**Provided information:**
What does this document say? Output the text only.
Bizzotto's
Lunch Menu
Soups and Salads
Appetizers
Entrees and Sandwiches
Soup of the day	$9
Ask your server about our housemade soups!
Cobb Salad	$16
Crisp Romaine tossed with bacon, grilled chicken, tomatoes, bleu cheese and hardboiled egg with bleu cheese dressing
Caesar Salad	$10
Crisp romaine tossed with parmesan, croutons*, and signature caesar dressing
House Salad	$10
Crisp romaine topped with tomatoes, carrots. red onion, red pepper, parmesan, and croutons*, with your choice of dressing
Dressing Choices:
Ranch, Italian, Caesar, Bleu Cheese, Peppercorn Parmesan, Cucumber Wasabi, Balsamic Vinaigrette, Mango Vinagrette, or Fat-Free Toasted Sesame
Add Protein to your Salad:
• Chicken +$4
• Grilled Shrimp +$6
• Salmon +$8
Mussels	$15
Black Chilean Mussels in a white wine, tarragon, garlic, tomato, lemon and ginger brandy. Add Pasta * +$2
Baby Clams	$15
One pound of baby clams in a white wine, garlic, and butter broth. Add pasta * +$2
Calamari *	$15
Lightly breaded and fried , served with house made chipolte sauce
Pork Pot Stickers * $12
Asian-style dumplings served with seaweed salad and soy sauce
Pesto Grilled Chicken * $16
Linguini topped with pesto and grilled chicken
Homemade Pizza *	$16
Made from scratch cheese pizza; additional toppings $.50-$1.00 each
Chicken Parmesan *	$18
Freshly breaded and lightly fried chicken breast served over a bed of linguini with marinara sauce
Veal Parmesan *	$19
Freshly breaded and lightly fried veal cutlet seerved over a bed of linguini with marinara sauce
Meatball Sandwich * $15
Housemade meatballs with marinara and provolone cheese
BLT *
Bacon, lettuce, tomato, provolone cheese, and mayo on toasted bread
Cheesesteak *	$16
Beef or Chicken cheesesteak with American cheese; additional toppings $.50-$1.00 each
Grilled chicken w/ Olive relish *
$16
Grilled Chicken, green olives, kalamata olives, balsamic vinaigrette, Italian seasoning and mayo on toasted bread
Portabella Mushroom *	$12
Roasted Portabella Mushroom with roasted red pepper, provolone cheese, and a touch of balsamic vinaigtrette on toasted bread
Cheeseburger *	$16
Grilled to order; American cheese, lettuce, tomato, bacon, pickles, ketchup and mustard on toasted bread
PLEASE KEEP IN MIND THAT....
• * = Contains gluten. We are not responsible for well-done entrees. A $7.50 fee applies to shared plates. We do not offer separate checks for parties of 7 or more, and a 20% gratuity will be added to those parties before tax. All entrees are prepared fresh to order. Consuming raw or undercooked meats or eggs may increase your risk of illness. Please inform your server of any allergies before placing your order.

**What this task involves:**
Only the lines above that include the word "croutons" belong in the answer; copy each one.

**Response below:**
Crisp romaine tossed with parmesan, croutons*, and signature caesar dressing
Crisp romaine topped with tomatoes, carrots. red onion, red pepper, parmesan, and croutons*, with your choice of dressing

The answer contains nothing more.